● **OBJECTIVE**
Restate each of the lines given below, word for word.

● **PROVIDED RECORDS**

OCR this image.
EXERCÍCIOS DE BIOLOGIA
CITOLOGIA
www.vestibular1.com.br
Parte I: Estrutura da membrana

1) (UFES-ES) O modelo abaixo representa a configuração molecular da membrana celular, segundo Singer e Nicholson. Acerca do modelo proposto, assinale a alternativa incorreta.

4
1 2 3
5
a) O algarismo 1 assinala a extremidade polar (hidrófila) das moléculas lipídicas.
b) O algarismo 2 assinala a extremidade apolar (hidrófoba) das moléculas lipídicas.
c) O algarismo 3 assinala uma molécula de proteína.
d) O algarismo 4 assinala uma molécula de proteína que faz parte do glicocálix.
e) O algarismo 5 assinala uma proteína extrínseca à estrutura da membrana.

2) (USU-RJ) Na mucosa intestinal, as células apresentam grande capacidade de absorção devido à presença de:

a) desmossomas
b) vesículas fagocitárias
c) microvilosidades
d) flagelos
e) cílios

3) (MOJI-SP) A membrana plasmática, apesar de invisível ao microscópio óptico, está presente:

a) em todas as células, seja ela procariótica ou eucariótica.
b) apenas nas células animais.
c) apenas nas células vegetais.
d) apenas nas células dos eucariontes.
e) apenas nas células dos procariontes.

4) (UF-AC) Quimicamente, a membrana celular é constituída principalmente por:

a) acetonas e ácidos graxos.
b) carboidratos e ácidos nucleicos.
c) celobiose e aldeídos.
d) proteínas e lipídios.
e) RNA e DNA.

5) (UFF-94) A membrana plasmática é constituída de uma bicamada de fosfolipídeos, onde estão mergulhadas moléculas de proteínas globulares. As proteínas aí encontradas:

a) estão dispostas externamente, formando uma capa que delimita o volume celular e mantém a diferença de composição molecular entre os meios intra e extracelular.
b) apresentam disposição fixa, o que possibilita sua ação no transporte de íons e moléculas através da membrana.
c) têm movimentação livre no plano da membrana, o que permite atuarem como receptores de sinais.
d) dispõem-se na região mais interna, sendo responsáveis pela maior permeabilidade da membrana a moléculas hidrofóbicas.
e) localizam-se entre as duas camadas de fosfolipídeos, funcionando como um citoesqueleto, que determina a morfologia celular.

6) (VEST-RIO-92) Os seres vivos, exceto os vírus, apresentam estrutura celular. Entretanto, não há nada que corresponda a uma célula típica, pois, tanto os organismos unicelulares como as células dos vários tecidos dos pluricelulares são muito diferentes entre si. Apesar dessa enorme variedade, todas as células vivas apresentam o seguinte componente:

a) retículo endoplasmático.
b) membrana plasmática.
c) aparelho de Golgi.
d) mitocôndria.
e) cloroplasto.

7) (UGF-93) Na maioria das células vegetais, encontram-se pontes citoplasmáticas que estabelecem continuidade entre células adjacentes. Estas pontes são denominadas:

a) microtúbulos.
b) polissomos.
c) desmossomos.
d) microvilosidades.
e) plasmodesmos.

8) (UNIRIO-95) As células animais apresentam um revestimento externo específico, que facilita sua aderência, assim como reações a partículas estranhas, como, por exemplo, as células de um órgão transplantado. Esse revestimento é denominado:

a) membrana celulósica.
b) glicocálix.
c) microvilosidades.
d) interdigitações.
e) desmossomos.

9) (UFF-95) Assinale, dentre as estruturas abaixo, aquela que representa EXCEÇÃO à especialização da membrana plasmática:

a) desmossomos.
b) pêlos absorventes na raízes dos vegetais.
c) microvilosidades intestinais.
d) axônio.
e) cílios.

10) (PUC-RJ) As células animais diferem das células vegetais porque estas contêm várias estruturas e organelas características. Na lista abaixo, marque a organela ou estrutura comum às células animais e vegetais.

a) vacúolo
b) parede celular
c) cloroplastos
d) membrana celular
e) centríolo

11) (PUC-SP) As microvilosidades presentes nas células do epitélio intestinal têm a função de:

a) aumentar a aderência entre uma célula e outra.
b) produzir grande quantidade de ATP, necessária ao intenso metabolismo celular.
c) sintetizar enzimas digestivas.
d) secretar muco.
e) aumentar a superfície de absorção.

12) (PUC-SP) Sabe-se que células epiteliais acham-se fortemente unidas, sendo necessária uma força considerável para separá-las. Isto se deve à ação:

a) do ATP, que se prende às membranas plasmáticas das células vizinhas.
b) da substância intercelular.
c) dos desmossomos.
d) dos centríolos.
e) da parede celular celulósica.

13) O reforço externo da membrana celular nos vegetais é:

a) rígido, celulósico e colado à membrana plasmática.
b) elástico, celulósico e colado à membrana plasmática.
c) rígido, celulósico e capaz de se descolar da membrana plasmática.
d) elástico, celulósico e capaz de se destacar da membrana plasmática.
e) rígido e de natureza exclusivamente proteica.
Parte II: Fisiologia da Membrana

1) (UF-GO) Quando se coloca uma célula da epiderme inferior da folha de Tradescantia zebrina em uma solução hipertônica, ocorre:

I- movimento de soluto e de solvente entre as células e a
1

● **EXERCISE RESPONSE**
OCR this image.
EXERCÍCIOS DE BIOLOGIA
CITOLOGIA
www.vestibular1.com.br
Parte I: Estrutura da membrana

1) (UFES-ES) O modelo abaixo representa a configuração molecular da membrana celular, segundo Singer e Nicholson. Acerca do modelo proposto, assinale a alternativa incorreta.

4
1 2 3
5
a) O algarismo 1 assinala a extremidade polar (hidrófila) das moléculas lipídicas.
b) O algarismo 2 assinala a extremidade apolar (hidrófoba) das moléculas lipídicas.
c) O algarismo 3 assinala uma molécula de proteína.
d) O algarismo 4 assinala uma molécula de proteína que faz parte do glicocálix.
e) O algarismo 5 assinala uma proteína extrínseca à estrutura da membrana.

2) (USU-RJ) Na mucosa intestinal, as células apresentam grande capacidade de absorção devido à presença de:

a) desmossomas
b) vesículas fagocitárias
c) microvilosidades
d) flagelos
e) cílios

3) (MOJI-SP) A membrana plasmática, apesar de invisível ao microscópio óptico, está presente:

a) em todas as células, seja ela procariótica ou eucariótica.
b) apenas nas células animais.
c) apenas nas células vegetais.
d) apenas nas células dos eucariontes.
e) apenas nas células dos procariontes.

4) (UF-AC) Quimicamente, a membrana celular é constituída principalmente por:

a) acetonas e ácidos graxos.
b) carboidratos e ácidos nucleicos.
c) celobiose e aldeídos.
d) proteínas e lipídios.
e) RNA e DNA.

5) (UFF-94) A membrana plasmática é constituída de uma bicamada de fosfolipídeos, onde estão mergulhadas moléculas de proteínas globulares. As proteínas aí encontradas:

a) estão dispostas externamente, formando uma capa que delimita o volume celular e mantém a diferença de composição molecular entre os meios intra e extracelular.
b) apresentam disposição fixa, o que possibilita sua ação no transporte de íons e moléculas através da membrana.
c) têm movimentação livre no plano da membrana, o que permite atuarem como receptores de sinais.
d) dispõem-se na região mais interna, sendo responsáveis pela maior permeabilidade da membrana a moléculas hidrofóbicas.
e) localizam-se entre as duas camadas de fosfolipídeos, funcionando como um citoesqueleto, que determina a morfologia celular.

6) (VEST-RIO-92) Os seres vivos, exceto os vírus, apresentam estrutura celular. Entretanto, não há nada que corresponda a uma célula típica, pois, tanto os organismos unicelulares como as células dos vários tecidos dos pluricelulares são muito diferentes entre si. Apesar dessa enorme variedade, todas as células vivas apresentam o seguinte componente:

a) retículo endoplasmático.
b) membrana plasmática.
c) aparelho de Golgi.
d) mitocôndria.
e) cloroplasto.

7) (UGF-93) Na maioria das células vegetais, encontram-se pontes citoplasmáticas que estabelecem continuidade entre células adjacentes. Estas pontes são denominadas:

a) microtúbulos.
b) polissomos.
c) desmossomos.
d) microvilosidades.
e) plasmodesmos.

8) (UNIRIO-95) As células animais apresentam um revestimento externo específico, que facilita sua aderência, assim como reações a partículas estranhas, como, por exemplo, as células de um órgão transplantado. Esse revestimento é denominado:

a) membrana celulósica.
b) glicocálix.
c) microvilosidades.
d) interdigitações.
e) desmossomos.

9) (UFF-95) Assinale, dentre as estruturas abaixo, aquela que representa EXCEÇÃO à especialização da membrana plasmática:

a) desmossomos.
b) pêlos absorventes na raízes dos vegetais.
c) microvilosidades intestinais.
d) axônio.
e) cílios.

10) (PUC-RJ) As células animais diferem das células vegetais porque estas contêm várias estruturas e organelas características. Na lista abaixo, marque a organela ou estrutura comum às células animais e vegetais.

a) vacúolo
b) parede celular
c) cloroplastos
d) membrana celular
e) centríolo

11) (PUC-SP) As microvilosidades presentes nas células do epitélio intestinal têm a função de:

a) aumentar a aderência entre uma célula e outra.
b) produzir grande quantidade de ATP, necessária ao intenso metabolismo celular.
c) sintetizar enzimas digestivas.
d) secretar muco.
e) aumentar a superfície de absorção.

12) (PUC-SP) Sabe-se que células epiteliais acham-se fortemente unidas, sendo necessária uma força considerável para separá-las. Isto se deve à ação:

a) do ATP, que se prende às membranas plasmáticas das células vizinhas.
b) da substância intercelular.
c) dos desmossomos.
d) dos centríolos.
e) da parede celular celulósica.

13) O reforço externo da membrana celular nos vegetais é:

a) rígido, celulósico e colado à membrana plasmática.
b) elástico, celulósico e colado à membrana plasmática.
c) rígido, celulósico e capaz de se descolar da membrana plasmática.
d) elástico, celulósico e capaz de se destacar da membrana plasmática.
e) rígido e de natureza exclusivamente proteica.
Parte II: Fisiologia da Membrana

1) (UF-GO) Quando se coloca uma célula da epiderme inferior da folha de Tradescantia zebrina em uma solução hipertônica, ocorre:

I- movimento de soluto e de solvente entre as células e a
1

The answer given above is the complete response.